> JOB:
Output the full listing below exactly as it reads, and skip anything that is a picture.

---- RECORDED DATA

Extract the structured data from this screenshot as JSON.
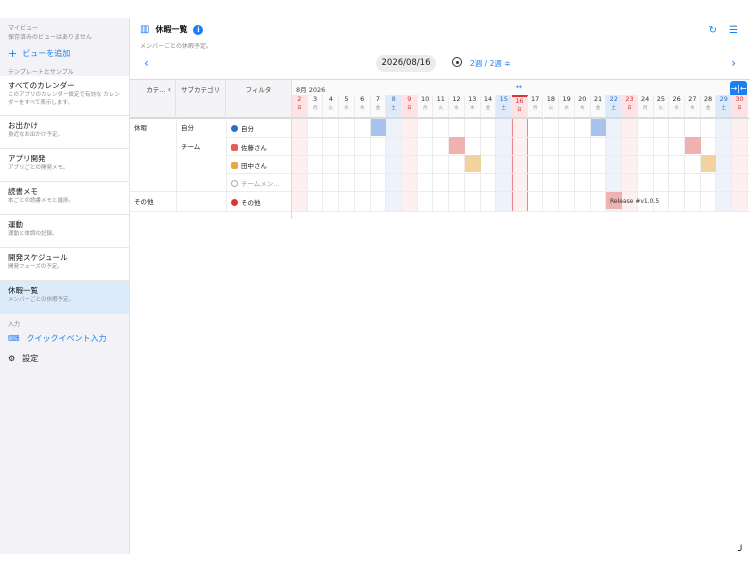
{
  "sidebar": {
    "my_view_header": "マイビュー",
    "no_saved_views": "保存済みのビューはありません",
    "add_view_label": "ビューを追加",
    "templates_header": "テンプレートとサンプル",
    "items": [
      {
        "title": "すべてのカレンダー",
        "desc": "このアプリのカレンダー設定で有効な カレンダーをすべて表示します。"
      },
      {
        "title": "お出かけ",
        "desc": "身近なお出かけ予定。"
      },
      {
        "title": "アプリ開発",
        "desc": "アプリごとの開発メモ。"
      },
      {
        "title": "読書メモ",
        "desc": "本ごとの読書メモと進捗。"
      },
      {
        "title": "運動",
        "desc": "運動と体調の記録。"
      },
      {
        "title": "開発スケジュール",
        "desc": "開発フェーズの予定。"
      },
      {
        "title": "休暇一覧",
        "desc": "メンバーごとの休暇予定。"
      }
    ],
    "input_header": "入力",
    "quick_event_label": "クイックイベント入力",
    "settings_label": "設定"
  },
  "main": {
    "title": "休暇一覧",
    "subtitle": "メンバーごとの休暇予定。",
    "date": "2026/08/16",
    "range": "2週 / 2週 ≑",
    "month_label": "8月 2026"
  },
  "grid": {
    "col_category": "カテ…",
    "col_subcategory": "サブカテゴリ",
    "col_filter": "フィルタ",
    "rows": [
      {
        "category": "休暇",
        "subcategory": "自分",
        "filter": "自分"
      },
      {
        "category": "",
        "subcategory": "チーム",
        "filter": "佐藤さん"
      },
      {
        "category": "",
        "subcategory": "",
        "filter": "田中さん"
      },
      {
        "category": "",
        "subcategory": "",
        "filter": "チームメン…"
      },
      {
        "category": "その他",
        "subcategory": "",
        "filter": "その他"
      }
    ],
    "days": [
      {
        "d": "2",
        "w": "日"
      },
      {
        "d": "3",
        "w": "月"
      },
      {
        "d": "4",
        "w": "火"
      },
      {
        "d": "5",
        "w": "水"
      },
      {
        "d": "6",
        "w": "木"
      },
      {
        "d": "7",
        "w": "金"
      },
      {
        "d": "8",
        "w": "土"
      },
      {
        "d": "9",
        "w": "日"
      },
      {
        "d": "10",
        "w": "月"
      },
      {
        "d": "11",
        "w": "火"
      },
      {
        "d": "12",
        "w": "水"
      },
      {
        "d": "13",
        "w": "木"
      },
      {
        "d": "14",
        "w": "金"
      },
      {
        "d": "15",
        "w": "土"
      },
      {
        "d": "16",
        "w": "日"
      },
      {
        "d": "17",
        "w": "月"
      },
      {
        "d": "18",
        "w": "火"
      },
      {
        "d": "19",
        "w": "水"
      },
      {
        "d": "20",
        "w": "木"
      },
      {
        "d": "21",
        "w": "金"
      },
      {
        "d": "22",
        "w": "土"
      },
      {
        "d": "23",
        "w": "日"
      },
      {
        "d": "24",
        "w": "月"
      },
      {
        "d": "25",
        "w": "火"
      },
      {
        "d": "26",
        "w": "水"
      },
      {
        "d": "27",
        "w": "木"
      },
      {
        "d": "28",
        "w": "金"
      },
      {
        "d": "29",
        "w": "土"
      },
      {
        "d": "30",
        "w": "日"
      }
    ],
    "event_label": "Release #v1.0.5"
  }
}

--------

> PROBLEM SOLUTION:
Extract the structured data from this screenshot as JSON.
{
  "sidebar": {
    "my_view_header": "マイビュー",
    "no_saved_views": "保存済みのビューはありません",
    "add_view_label": "ビューを追加",
    "templates_header": "テンプレートとサンプル",
    "items": [
      {
        "title": "すべてのカレンダー",
        "desc": "このアプリのカレンダー設定で有効な カレンダーをすべて表示します。"
      },
      {
        "title": "お出かけ",
        "desc": "身近なお出かけ予定。"
      },
      {
        "title": "アプリ開発",
        "desc": "アプリごとの開発メモ。"
      },
      {
        "title": "読書メモ",
        "desc": "本ごとの読書メモと進捗。"
      },
      {
        "title": "運動",
        "desc": "運動と体調の記録。"
      },
      {
        "title": "開発スケジュール",
        "desc": "開発フェーズの予定。"
      },
      {
        "title": "休暇一覧",
        "desc": "メンバーごとの休暇予定。"
      }
    ],
    "input_header": "入力",
    "quick_event_label": "クイックイベント入力",
    "settings_label": "設定"
  },
  "main": {
    "title": "休暇一覧",
    "subtitle": "メンバーごとの休暇予定。",
    "date": "2026/08/16",
    "range": "2週 / 2週 ≑",
    "month_label": "8月 2026"
  },
  "grid": {
    "col_category": "カテ…",
    "col_subcategory": "サブカテゴリ",
    "col_filter": "フィルタ",
    "rows": [
      {
        "category": "休暇",
        "subcategory": "自分",
        "filter": "自分"
      },
      {
        "category": "",
        "subcategory": "チーム",
        "filter": "佐藤さん"
      },
      {
        "category": "",
        "subcategory": "",
        "filter": "田中さん"
      },
      {
        "category": "",
        "subcategory": "",
        "filter": "チームメン…"
      },
      {
        "category": "その他",
        "subcategory": "",
        "filter": "その他"
      }
    ],
    "days": [
      {
        "d": "2",
        "w": "日"
      },
      {
        "d": "3",
        "w": "月"
      },
      {
        "d": "4",
        "w": "火"
      },
      {
        "d": "5",
        "w": "水"
      },
      {
        "d": "6",
        "w": "木"
      },
      {
        "d": "7",
        "w": "金"
      },
      {
        "d": "8",
        "w": "土"
      },
      {
        "d": "9",
        "w": "日"
      },
      {
        "d": "10",
        "w": "月"
      },
      {
        "d": "11",
        "w": "火"
      },
      {
        "d": "12",
        "w": "水"
      },
      {
        "d": "13",
        "w": "木"
      },
      {
        "d": "14",
        "w": "金"
      },
      {
        "d": "15",
        "w": "土"
      },
      {
        "d": "16",
        "w": "日"
      },
      {
        "d": "17",
        "w": "月"
      },
      {
        "d": "18",
        "w": "火"
      },
      {
        "d": "19",
        "w": "水"
      },
      {
        "d": "20",
        "w": "木"
      },
      {
        "d": "21",
        "w": "金"
      },
      {
        "d": "22",
        "w": "土"
      },
      {
        "d": "23",
        "w": "日"
      },
      {
        "d": "24",
        "w": "月"
      },
      {
        "d": "25",
        "w": "火"
      },
      {
        "d": "26",
        "w": "水"
      },
      {
        "d": "27",
        "w": "木"
      },
      {
        "d": "28",
        "w": "金"
      },
      {
        "d": "29",
        "w": "土"
      },
      {
        "d": "30",
        "w": "日"
      }
    ],
    "event_label": "Release #v1.0.5"
  }
}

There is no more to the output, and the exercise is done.